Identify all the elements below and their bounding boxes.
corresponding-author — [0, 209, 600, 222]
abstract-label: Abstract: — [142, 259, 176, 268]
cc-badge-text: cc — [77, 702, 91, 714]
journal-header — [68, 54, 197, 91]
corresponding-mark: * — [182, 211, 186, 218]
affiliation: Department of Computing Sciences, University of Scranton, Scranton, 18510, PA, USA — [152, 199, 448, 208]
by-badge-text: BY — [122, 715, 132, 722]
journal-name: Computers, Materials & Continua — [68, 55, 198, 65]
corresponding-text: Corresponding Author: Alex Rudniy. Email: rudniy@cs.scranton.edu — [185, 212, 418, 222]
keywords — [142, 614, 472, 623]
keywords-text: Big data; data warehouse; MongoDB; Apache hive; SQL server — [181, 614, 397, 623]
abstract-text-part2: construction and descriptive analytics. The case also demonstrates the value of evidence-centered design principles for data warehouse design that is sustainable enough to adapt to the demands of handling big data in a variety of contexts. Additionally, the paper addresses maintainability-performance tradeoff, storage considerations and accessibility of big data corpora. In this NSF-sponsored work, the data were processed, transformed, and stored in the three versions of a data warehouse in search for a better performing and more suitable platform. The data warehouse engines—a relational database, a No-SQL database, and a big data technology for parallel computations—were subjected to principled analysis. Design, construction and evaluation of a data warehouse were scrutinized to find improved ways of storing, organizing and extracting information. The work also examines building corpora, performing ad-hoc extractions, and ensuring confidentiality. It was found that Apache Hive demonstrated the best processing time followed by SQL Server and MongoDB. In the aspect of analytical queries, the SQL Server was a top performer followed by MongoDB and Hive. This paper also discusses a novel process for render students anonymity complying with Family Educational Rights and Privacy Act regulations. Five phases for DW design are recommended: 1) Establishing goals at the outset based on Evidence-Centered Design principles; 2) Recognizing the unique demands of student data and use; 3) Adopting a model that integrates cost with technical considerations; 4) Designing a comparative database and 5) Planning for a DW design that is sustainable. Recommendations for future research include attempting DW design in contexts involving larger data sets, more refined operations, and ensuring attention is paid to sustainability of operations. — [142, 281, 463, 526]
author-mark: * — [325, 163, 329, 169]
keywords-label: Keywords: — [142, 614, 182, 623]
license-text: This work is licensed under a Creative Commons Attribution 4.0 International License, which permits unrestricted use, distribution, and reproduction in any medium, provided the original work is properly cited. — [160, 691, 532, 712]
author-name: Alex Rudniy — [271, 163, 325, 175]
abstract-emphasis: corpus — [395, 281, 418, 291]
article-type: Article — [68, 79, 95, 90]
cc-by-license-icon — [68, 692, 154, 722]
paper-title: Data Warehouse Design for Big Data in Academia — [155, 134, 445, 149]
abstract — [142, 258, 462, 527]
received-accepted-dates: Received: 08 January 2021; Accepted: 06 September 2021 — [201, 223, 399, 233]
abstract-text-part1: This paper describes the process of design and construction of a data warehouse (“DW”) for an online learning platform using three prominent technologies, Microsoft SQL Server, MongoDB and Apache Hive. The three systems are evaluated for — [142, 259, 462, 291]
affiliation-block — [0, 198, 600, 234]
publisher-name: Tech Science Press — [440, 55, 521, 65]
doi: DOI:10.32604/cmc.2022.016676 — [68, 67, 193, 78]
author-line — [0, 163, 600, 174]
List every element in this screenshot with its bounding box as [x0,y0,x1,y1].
──────────────────────────────
#### [Prompt]
Rewrite every row above with "MongoDB" swapped for "PostgreSQL" and nothing else altered.

#### [Output for this task]
Identify all the elements below and their bounding boxes.
corresponding-author — [0, 209, 600, 222]
abstract-label: Abstract: — [142, 259, 176, 268]
cc-badge-text: cc — [77, 702, 91, 714]
journal-header — [68, 54, 197, 91]
corresponding-mark: * — [182, 211, 186, 218]
affiliation: Department of Computing Sciences, University of Scranton, Scranton, 18510, PA, USA — [152, 199, 448, 208]
by-badge-text: BY — [122, 715, 132, 722]
journal-name: Computers, Materials & Continua — [68, 55, 198, 65]
corresponding-text: Corresponding Author: Alex Rudniy. Email: rudniy@cs.scranton.edu — [185, 212, 418, 222]
keywords — [142, 614, 472, 623]
keywords-text: Big data; data warehouse; PostgreSQL; Apache hive; SQL server — [181, 614, 397, 623]
abstract-text-part2: construction and descriptive analytics. The case also demonstrates the value of evidence-centered design principles for data warehouse design that is sustainable enough to adapt to the demands of handling big data in a variety of contexts. Additionally, the paper addresses maintainability-performance tradeoff, storage considerations and accessibility of big data corpora. In this NSF-sponsored work, the data were processed, transformed, and stored in the three versions of a data warehouse in search for a better performing and more suitable platform. The data warehouse engines—a relational database, a No-SQL database, and a big data technology for parallel computations—were subjected to principled analysis. Design, construction and evaluation of a data warehouse were scrutinized to find improved ways of storing, organizing and extracting information. The work also examines building corpora, performing ad-hoc extractions, and ensuring confidentiality. It was found that Apache Hive demonstrated the best processing time followed by SQL Server and PostgreSQL. In the aspect of analytical queries, the SQL Server was a top performer followed by PostgreSQL and Hive. This paper also discusses a novel process for render students anonymity complying with Family Educational Rights and Privacy Act regulations. Five phases for DW design are recommended: 1) Establishing goals at the outset based on Evidence-Centered Design principles; 2) Recognizing the unique demands of student data and use; 3) Adopting a model that integrates cost with technical considerations; 4) Designing a comparative database and 5) Planning for a DW design that is sustainable. Recommendations for future research include attempting DW design in contexts involving larger data sets, more refined operations, and ensuring attention is paid to sustainability of operations. — [142, 281, 463, 526]
author-mark: * — [325, 163, 329, 169]
keywords-label: Keywords: — [142, 614, 182, 623]
license-text: This work is licensed under a Creative Commons Attribution 4.0 International License, which permits unrestricted use, distribution, and reproduction in any medium, provided the original work is properly cited. — [160, 691, 532, 712]
author-name: Alex Rudniy — [271, 163, 325, 175]
abstract-emphasis: corpus — [395, 281, 418, 291]
article-type: Article — [68, 79, 95, 90]
cc-by-license-icon — [68, 692, 154, 722]
paper-title: Data Warehouse Design for Big Data in Academia — [155, 134, 445, 149]
abstract — [142, 258, 462, 527]
received-accepted-dates: Received: 08 January 2021; Accepted: 06 September 2021 — [201, 223, 399, 233]
abstract-text-part1: This paper describes the process of design and construction of a data warehouse (“DW”) for an online learning platform using three prominent technologies, Microsoft SQL Server, PostgreSQL and Apache Hive. The three systems are evaluated for — [142, 259, 462, 291]
affiliation-block — [0, 198, 600, 234]
publisher-name: Tech Science Press — [440, 55, 521, 65]
doi: DOI:10.32604/cmc.2022.016676 — [68, 67, 193, 78]
author-line — [0, 163, 600, 174]
List every element in this screenshot with its bounding box as [x0,y0,x1,y1].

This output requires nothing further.